[Data rows]
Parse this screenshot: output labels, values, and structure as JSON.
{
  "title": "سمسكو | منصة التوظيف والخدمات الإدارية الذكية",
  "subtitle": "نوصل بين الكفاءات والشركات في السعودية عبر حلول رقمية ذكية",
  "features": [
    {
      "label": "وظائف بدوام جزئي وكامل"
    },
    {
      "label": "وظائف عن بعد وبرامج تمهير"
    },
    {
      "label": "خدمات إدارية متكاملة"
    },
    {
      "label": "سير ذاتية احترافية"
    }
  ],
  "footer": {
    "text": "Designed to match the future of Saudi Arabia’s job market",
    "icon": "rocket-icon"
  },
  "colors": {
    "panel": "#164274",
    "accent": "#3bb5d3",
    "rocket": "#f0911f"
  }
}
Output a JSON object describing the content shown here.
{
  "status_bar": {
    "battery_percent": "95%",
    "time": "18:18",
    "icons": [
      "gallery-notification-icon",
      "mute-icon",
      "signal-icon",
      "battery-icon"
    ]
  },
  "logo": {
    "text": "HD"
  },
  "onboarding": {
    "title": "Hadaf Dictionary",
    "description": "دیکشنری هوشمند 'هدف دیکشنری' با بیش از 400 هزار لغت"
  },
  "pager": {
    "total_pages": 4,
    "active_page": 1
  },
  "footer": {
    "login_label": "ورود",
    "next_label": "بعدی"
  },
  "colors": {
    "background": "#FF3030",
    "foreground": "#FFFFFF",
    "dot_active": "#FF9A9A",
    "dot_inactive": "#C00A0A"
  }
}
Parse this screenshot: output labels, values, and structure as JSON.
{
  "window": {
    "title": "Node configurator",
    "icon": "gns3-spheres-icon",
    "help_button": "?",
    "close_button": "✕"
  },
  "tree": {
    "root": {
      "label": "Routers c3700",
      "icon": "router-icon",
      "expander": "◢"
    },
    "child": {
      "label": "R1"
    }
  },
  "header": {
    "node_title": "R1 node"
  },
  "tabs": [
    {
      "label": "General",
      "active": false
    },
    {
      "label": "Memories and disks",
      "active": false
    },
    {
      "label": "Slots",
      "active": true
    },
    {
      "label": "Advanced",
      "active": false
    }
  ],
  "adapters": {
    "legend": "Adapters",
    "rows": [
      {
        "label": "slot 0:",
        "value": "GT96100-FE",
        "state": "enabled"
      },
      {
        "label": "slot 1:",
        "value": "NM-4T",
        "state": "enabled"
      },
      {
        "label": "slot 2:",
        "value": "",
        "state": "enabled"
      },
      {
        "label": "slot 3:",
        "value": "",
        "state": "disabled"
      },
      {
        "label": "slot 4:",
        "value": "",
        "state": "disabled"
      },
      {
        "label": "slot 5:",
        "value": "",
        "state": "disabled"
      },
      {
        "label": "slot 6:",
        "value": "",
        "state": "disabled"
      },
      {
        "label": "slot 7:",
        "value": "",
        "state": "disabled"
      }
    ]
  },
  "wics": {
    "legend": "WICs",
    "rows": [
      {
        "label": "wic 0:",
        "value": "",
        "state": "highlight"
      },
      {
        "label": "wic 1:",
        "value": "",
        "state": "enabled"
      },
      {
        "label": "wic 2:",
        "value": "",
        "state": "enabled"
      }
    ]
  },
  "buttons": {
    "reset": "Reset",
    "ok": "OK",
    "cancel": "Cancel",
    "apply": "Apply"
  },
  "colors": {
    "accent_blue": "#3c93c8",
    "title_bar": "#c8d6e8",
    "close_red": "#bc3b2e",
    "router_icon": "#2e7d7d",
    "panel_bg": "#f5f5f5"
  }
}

[Prompt]
Only the number is needed: state how many lines in the listing contain "وظائف".

[Response to this task]
2